**What you are asked to do**
Transcribe the material in full, exactly as written.

---------------

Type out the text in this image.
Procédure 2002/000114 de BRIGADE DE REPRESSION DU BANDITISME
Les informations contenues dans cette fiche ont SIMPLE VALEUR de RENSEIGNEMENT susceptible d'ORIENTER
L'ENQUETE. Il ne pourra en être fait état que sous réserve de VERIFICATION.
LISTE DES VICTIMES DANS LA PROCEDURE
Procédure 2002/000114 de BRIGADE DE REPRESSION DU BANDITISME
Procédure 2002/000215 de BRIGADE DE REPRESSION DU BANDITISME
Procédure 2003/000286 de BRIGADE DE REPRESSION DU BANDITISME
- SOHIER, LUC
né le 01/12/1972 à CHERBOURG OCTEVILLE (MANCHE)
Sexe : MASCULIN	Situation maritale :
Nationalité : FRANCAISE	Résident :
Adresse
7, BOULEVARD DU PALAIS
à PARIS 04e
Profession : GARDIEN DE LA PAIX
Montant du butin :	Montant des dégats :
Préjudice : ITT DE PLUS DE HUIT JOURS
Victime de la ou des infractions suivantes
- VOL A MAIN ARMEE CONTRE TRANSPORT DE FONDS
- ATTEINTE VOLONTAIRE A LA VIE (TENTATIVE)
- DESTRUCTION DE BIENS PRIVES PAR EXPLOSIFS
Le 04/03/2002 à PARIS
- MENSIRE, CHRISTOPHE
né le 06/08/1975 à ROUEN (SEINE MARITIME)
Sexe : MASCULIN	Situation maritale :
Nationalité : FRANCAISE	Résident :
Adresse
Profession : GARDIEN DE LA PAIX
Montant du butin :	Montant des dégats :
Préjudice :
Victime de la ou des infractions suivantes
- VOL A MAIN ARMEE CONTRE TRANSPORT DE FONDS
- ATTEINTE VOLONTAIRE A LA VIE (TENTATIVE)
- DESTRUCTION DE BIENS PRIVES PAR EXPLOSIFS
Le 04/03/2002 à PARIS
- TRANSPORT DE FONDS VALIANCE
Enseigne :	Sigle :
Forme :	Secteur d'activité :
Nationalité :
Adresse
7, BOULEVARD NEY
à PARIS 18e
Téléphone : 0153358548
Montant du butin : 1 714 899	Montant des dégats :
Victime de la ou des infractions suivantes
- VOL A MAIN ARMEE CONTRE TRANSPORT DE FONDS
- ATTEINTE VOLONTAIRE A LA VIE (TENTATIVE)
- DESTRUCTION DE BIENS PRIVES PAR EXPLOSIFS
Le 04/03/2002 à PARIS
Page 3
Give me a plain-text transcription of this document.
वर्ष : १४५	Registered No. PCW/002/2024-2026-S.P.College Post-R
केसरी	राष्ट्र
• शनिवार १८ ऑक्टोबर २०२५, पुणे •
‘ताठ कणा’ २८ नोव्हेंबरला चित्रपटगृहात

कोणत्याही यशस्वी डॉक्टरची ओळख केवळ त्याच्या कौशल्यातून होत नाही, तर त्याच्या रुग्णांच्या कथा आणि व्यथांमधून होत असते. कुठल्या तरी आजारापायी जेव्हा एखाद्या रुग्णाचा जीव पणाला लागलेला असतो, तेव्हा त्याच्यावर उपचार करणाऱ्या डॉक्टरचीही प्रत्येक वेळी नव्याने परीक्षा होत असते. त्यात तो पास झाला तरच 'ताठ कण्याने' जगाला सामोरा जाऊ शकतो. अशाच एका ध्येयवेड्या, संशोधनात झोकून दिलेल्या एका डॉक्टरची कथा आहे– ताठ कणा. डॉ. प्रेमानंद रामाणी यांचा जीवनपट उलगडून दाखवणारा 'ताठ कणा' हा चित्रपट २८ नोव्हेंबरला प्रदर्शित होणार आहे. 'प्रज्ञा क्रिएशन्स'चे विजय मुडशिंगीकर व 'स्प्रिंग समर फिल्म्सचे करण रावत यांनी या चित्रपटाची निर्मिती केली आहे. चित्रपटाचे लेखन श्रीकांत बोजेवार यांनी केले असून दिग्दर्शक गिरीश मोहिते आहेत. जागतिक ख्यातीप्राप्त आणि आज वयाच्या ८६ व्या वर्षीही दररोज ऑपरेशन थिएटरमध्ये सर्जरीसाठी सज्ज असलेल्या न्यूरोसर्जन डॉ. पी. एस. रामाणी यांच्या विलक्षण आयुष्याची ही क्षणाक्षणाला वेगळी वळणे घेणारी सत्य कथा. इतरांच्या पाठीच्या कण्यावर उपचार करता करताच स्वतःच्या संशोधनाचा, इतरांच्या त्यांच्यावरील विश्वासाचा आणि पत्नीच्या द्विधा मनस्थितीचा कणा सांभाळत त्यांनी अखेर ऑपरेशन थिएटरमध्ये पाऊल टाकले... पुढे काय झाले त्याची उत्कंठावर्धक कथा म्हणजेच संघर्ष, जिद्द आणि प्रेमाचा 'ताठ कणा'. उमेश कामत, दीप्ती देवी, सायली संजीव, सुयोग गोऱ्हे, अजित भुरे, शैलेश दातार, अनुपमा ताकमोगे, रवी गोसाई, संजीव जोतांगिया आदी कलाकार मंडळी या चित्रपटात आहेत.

---------------

**The answer**
Type out the text in this image.
Procédure 2002/000114 de BRIGADE DE REPRESSION DU BANDITISME
Les informations contenues dans cette fiche ont SIMPLE VALEUR de RENSEIGNEMENT susceptible d'ORIENTER
L'ENQUETE. Il ne pourra en être fait état que sous réserve de VERIFICATION.
LISTE DES VICTIMES DANS LA PROCEDURE
Procédure 2002/000114 de BRIGADE DE REPRESSION DU BANDITISME
Procédure 2002/000215 de BRIGADE DE REPRESSION DU BANDITISME
Procédure 2003/000286 de BRIGADE DE REPRESSION DU BANDITISME
- SOHIER, LUC
né le 01/12/1972 à CHERBOURG OCTEVILLE (MANCHE)
Sexe : MASCULIN	Situation maritale :
Nationalité : FRANCAISE	Résident :
Adresse
7, BOULEVARD DU PALAIS
à PARIS 04e
Profession : GARDIEN DE LA PAIX
Montant du butin :	Montant des dégats :
Préjudice : ITT DE PLUS DE HUIT JOURS
Victime de la ou des infractions suivantes
- VOL A MAIN ARMEE CONTRE TRANSPORT DE FONDS
- ATTEINTE VOLONTAIRE A LA VIE (TENTATIVE)
- DESTRUCTION DE BIENS PRIVES PAR EXPLOSIFS
Le 04/03/2002 à PARIS
- MENSIRE, CHRISTOPHE
né le 06/08/1975 à ROUEN (SEINE MARITIME)
Sexe : MASCULIN	Situation maritale :
Nationalité : FRANCAISE	Résident :
Adresse
Profession : GARDIEN DE LA PAIX
Montant du butin :	Montant des dégats :
Préjudice :
Victime de la ou des infractions suivantes
- VOL A MAIN ARMEE CONTRE TRANSPORT DE FONDS
- ATTEINTE VOLONTAIRE A LA VIE (TENTATIVE)
- DESTRUCTION DE BIENS PRIVES PAR EXPLOSIFS
Le 04/03/2002 à PARIS
- TRANSPORT DE FONDS VALIANCE
Enseigne :	Sigle :
Forme :	Secteur d'activité :
Nationalité :
Adresse
7, BOULEVARD NEY
à PARIS 18e
Téléphone : 0153358548
Montant du butin : 1 714 899	Montant des dégats :
Victime de la ou des infractions suivantes
- VOL A MAIN ARMEE CONTRE TRANSPORT DE FONDS
- ATTEINTE VOLONTAIRE A LA VIE (TENTATIVE)
- DESTRUCTION DE BIENS PRIVES PAR EXPLOSIFS
Le 04/03/2002 à PARIS
Page 3
Give me a plain-text transcription of this document.
वर्ष : १४५	Registered No. PCW/002/2024-2026-S.P.College Post-R
केसरी	राष्ट्र
• शनिवार १८ ऑक्टोबर २०२५, पुणे •
‘ताठ कणा’ २८ नोव्हेंबरला चित्रपटगृहात

कोणत्याही यशस्वी डॉक्टरची ओळख केवळ त्याच्या कौशल्यातून होत नाही, तर त्याच्या रुग्णांच्या कथा आणि व्यथांमधून होत असते. कुठल्या तरी आजारापायी जेव्हा एखाद्या रुग्णाचा जीव पणाला लागलेला असतो, तेव्हा त्याच्यावर उपचार करणाऱ्या डॉक्टरचीही प्रत्येक वेळी नव्याने परीक्षा होत असते. त्यात तो पास झाला तरच 'ताठ कण्याने' जगाला सामोरा जाऊ शकतो. अशाच एका ध्येयवेड्या, संशोधनात झोकून दिलेल्या एका डॉक्टरची कथा आहे– ताठ कणा. डॉ. प्रेमानंद रामाणी यांचा जीवनपट उलगडून दाखवणारा 'ताठ कणा' हा चित्रपट २८ नोव्हेंबरला प्रदर्शित होणार आहे. 'प्रज्ञा क्रिएशन्स'चे विजय मुडशिंगीकर व 'स्प्रिंग समर फिल्म्सचे करण रावत यांनी या चित्रपटाची निर्मिती केली आहे. चित्रपटाचे लेखन श्रीकांत बोजेवार यांनी केले असून दिग्दर्शक गिरीश मोहिते आहेत. जागतिक ख्यातीप्राप्त आणि आज वयाच्या ८६ व्या वर्षीही दररोज ऑपरेशन थिएटरमध्ये सर्जरीसाठी सज्ज असलेल्या न्यूरोसर्जन डॉ. पी. एस. रामाणी यांच्या विलक्षण आयुष्याची ही क्षणाक्षणाला वेगळी वळणे घेणारी सत्य कथा. इतरांच्या पाठीच्या कण्यावर उपचार करता करताच स्वतःच्या संशोधनाचा, इतरांच्या त्यांच्यावरील विश्वासाचा आणि पत्नीच्या द्विधा मनस्थितीचा कणा सांभाळत त्यांनी अखेर ऑपरेशन थिएटरमध्ये पाऊल टाकले... पुढे काय झाले त्याची उत्कंठावर्धक कथा म्हणजेच संघर्ष, जिद्द आणि प्रेमाचा 'ताठ कणा'. उमेश कामत, दीप्ती देवी, सायली संजीव, सुयोग गोऱ्हे, अजित भुरे, शैलेश दातार, अनुपमा ताकमोगे, रवी गोसाई, संजीव जोतांगिया आदी कलाकार मंडळी या चित्रपटात आहेत.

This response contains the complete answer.